Stated goal: Figure out how many lines of the material below contain the word "data". Answer with the number only.

***** Excerpted records *****

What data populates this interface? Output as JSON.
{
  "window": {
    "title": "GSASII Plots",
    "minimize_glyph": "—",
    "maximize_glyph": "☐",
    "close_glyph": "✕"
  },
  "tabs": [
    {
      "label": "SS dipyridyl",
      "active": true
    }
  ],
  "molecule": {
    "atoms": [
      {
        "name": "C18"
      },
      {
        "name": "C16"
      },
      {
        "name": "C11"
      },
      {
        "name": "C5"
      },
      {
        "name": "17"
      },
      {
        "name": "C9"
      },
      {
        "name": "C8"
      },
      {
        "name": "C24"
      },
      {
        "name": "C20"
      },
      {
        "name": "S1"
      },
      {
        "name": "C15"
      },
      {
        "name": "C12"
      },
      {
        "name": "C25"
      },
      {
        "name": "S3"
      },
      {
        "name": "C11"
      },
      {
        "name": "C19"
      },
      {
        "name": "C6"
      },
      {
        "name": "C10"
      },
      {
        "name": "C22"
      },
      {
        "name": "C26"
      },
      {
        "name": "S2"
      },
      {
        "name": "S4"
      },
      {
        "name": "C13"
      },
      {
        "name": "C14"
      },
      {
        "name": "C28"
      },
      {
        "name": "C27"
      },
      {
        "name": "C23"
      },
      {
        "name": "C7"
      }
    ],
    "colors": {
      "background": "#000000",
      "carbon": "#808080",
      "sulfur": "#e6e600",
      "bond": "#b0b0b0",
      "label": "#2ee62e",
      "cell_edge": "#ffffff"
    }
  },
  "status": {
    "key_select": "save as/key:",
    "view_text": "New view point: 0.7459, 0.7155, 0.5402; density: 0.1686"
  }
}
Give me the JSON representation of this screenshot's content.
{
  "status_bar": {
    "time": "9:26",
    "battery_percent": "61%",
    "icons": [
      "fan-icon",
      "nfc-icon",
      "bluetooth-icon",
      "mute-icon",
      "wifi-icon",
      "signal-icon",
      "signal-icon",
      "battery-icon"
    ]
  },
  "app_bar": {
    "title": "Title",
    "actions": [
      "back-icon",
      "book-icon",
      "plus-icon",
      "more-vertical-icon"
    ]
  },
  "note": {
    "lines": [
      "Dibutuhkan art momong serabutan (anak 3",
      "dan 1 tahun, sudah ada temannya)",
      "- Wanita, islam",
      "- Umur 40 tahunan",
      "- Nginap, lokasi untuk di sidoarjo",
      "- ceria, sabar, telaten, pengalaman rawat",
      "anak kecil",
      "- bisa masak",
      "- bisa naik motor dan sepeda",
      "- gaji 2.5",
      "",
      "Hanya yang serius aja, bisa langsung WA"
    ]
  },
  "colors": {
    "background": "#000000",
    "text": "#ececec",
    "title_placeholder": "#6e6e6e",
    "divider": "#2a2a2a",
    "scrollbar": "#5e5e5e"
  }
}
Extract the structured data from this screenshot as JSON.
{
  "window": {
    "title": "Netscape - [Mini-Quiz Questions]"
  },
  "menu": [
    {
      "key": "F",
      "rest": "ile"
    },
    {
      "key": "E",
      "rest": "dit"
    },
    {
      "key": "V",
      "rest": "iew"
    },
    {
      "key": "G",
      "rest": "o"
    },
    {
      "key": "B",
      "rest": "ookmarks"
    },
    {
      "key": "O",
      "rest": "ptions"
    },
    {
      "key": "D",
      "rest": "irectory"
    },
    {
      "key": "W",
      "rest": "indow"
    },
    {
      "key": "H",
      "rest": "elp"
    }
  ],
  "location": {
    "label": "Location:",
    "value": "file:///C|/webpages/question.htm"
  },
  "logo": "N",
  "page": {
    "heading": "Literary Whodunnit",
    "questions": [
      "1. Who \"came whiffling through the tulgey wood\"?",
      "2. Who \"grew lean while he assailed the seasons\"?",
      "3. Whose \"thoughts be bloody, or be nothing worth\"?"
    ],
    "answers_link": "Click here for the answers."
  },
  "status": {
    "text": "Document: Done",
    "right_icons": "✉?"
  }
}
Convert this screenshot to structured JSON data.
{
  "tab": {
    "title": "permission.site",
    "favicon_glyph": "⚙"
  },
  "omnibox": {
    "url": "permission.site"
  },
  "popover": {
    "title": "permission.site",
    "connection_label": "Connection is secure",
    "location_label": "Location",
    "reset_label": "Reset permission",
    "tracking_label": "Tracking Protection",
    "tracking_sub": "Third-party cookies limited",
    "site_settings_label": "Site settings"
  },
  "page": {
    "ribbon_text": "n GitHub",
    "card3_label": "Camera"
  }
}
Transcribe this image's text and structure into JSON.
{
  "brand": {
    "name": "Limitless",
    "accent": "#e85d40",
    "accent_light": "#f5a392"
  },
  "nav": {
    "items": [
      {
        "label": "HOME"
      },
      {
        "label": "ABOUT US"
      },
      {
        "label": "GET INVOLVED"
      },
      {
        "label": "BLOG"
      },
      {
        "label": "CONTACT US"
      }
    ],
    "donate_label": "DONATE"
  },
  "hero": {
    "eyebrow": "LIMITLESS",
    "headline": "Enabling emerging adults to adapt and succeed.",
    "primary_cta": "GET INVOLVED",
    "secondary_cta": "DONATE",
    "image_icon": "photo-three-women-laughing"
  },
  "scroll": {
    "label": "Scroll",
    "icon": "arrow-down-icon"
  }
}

*****

Worked solution: 3